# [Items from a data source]
━━━━

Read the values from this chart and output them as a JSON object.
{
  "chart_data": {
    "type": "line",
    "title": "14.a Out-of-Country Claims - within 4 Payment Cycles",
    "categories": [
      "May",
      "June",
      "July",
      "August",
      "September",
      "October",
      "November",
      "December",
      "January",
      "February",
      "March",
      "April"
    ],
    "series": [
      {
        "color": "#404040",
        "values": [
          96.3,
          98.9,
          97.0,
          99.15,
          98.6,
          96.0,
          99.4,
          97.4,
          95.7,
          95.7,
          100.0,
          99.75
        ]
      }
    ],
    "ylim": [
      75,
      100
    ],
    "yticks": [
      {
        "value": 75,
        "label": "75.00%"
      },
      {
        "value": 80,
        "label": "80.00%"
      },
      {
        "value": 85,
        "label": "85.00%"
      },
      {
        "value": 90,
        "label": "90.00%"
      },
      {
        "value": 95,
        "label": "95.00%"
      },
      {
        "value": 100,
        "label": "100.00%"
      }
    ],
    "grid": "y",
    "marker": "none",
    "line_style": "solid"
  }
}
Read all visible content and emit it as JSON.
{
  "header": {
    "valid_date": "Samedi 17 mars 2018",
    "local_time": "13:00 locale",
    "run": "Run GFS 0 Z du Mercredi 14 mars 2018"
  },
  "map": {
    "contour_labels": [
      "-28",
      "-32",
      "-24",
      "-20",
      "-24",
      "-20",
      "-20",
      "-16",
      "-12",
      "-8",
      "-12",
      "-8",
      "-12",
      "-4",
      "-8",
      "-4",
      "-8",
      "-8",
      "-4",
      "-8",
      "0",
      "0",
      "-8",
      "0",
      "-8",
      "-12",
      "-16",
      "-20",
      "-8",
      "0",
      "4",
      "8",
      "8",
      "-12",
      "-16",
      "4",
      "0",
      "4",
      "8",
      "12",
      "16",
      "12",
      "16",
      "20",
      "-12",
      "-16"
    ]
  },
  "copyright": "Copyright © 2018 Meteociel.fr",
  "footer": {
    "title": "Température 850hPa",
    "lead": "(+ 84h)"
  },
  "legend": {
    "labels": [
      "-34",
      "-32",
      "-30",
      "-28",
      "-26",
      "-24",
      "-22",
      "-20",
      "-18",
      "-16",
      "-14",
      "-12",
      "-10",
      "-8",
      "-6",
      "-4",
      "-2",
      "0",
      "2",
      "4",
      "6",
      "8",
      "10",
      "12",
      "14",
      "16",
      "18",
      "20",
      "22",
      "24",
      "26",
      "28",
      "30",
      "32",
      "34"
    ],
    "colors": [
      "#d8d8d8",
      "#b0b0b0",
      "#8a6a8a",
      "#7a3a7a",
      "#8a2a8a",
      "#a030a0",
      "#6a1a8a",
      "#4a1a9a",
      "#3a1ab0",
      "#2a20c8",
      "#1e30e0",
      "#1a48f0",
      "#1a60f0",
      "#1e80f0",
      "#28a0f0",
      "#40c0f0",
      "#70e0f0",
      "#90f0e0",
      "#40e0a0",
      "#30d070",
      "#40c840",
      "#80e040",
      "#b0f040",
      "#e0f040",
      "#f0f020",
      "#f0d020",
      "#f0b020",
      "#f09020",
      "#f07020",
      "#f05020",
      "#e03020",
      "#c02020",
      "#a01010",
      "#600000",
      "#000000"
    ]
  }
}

━━━━

# [EXERCISE DETAILS]
Look over the material above and show each line where "JSON" appears.

# [ANSWER TO THIS EXERCISE]
Read the values from this chart and output them as a JSON object.
Read all visible content and emit it as JSON.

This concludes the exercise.